Please write out the rows from the start of the records up to and including the line containing "twitter-icon[interactable] (890, 7, 909, 29)", with every line reproduced precisely as it appears.

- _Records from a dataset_

'''

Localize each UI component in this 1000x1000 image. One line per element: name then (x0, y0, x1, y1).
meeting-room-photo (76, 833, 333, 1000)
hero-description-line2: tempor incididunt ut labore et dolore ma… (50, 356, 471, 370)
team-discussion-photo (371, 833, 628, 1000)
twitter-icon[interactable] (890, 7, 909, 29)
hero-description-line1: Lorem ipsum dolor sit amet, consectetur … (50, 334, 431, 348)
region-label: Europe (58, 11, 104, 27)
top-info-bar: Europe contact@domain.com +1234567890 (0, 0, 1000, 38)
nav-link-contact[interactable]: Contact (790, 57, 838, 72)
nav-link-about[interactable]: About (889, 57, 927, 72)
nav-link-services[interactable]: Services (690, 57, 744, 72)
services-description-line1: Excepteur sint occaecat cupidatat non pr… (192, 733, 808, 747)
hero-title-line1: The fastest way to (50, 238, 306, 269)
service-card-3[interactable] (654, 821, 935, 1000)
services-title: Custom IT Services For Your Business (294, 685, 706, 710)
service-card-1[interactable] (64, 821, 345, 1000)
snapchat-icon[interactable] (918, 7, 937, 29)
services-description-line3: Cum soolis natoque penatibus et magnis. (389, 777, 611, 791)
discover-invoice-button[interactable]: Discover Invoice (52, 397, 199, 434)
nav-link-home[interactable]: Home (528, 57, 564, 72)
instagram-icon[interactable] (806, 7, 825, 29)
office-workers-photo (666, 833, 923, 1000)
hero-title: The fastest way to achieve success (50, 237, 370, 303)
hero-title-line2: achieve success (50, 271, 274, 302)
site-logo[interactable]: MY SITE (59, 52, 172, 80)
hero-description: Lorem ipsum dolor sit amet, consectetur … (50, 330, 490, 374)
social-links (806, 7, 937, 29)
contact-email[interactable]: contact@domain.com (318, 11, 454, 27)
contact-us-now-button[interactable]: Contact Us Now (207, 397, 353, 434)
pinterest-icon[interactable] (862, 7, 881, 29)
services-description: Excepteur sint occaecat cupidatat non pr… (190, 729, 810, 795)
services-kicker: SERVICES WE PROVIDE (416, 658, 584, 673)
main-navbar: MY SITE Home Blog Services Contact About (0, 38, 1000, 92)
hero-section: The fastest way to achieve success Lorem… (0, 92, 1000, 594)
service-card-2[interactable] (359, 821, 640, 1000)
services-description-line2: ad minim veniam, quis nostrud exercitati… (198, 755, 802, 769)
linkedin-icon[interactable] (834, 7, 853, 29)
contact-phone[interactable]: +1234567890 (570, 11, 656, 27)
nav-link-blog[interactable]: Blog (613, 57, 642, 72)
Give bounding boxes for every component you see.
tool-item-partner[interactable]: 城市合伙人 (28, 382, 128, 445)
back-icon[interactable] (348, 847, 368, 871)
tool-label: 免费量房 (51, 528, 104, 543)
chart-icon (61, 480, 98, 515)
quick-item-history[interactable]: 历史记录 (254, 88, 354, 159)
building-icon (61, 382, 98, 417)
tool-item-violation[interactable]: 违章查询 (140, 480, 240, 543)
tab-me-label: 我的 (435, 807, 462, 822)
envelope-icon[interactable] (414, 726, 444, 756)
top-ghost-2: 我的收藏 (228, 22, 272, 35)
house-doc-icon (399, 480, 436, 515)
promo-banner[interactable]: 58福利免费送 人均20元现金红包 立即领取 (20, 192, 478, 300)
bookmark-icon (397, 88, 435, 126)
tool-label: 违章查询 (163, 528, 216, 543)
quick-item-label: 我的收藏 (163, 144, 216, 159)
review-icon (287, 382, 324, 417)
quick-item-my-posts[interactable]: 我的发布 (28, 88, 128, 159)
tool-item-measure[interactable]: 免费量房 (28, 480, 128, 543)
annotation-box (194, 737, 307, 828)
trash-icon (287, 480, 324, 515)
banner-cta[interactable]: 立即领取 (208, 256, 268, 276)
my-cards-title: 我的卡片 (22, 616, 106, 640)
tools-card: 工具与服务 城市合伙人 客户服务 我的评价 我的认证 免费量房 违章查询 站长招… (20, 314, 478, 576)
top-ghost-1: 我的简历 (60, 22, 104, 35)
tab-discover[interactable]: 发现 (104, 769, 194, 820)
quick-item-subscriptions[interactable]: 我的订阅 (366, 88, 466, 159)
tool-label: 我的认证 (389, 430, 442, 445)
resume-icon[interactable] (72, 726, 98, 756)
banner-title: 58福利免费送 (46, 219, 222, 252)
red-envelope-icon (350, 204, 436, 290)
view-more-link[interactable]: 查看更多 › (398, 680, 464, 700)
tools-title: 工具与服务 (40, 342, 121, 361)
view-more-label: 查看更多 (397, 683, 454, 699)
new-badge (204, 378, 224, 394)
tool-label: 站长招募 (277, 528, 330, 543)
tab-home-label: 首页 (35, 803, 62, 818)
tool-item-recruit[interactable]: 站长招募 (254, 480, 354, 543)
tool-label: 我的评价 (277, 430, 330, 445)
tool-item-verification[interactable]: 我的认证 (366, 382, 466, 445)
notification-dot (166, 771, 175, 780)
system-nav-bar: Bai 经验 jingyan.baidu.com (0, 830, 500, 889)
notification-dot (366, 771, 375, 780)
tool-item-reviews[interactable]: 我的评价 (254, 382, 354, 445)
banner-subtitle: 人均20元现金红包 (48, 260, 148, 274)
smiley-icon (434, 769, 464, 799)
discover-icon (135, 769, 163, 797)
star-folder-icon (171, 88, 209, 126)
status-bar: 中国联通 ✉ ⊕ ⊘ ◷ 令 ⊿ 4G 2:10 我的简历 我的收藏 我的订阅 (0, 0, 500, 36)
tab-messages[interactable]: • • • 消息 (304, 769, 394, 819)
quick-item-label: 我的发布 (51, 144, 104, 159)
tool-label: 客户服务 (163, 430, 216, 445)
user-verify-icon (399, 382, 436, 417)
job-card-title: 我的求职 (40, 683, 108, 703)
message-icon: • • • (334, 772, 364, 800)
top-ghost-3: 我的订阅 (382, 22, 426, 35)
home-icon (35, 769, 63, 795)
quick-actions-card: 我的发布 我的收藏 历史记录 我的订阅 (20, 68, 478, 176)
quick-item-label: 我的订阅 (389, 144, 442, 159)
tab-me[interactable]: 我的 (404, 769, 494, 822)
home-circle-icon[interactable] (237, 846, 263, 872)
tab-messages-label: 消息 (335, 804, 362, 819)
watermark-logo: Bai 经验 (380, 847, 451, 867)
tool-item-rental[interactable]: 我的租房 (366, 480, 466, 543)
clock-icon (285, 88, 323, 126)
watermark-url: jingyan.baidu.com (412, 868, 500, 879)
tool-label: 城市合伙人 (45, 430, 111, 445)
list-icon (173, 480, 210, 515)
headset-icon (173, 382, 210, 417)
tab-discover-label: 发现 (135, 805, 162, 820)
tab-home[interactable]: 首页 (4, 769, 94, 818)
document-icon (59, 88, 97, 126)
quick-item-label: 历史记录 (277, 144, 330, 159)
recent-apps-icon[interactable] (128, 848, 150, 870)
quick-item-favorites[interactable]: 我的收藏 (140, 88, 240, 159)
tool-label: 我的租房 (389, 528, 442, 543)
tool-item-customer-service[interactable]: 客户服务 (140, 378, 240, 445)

'''

- _RESULT OF THE EXERCISE_
Localize each UI component in this 1000x1000 image. One line per element: name then (x0, y0, x1, y1).
meeting-room-photo (76, 833, 333, 1000)
hero-description-line2: tempor incididunt ut labore et dolore ma… (50, 356, 471, 370)
team-discussion-photo (371, 833, 628, 1000)
twitter-icon[interactable] (890, 7, 909, 29)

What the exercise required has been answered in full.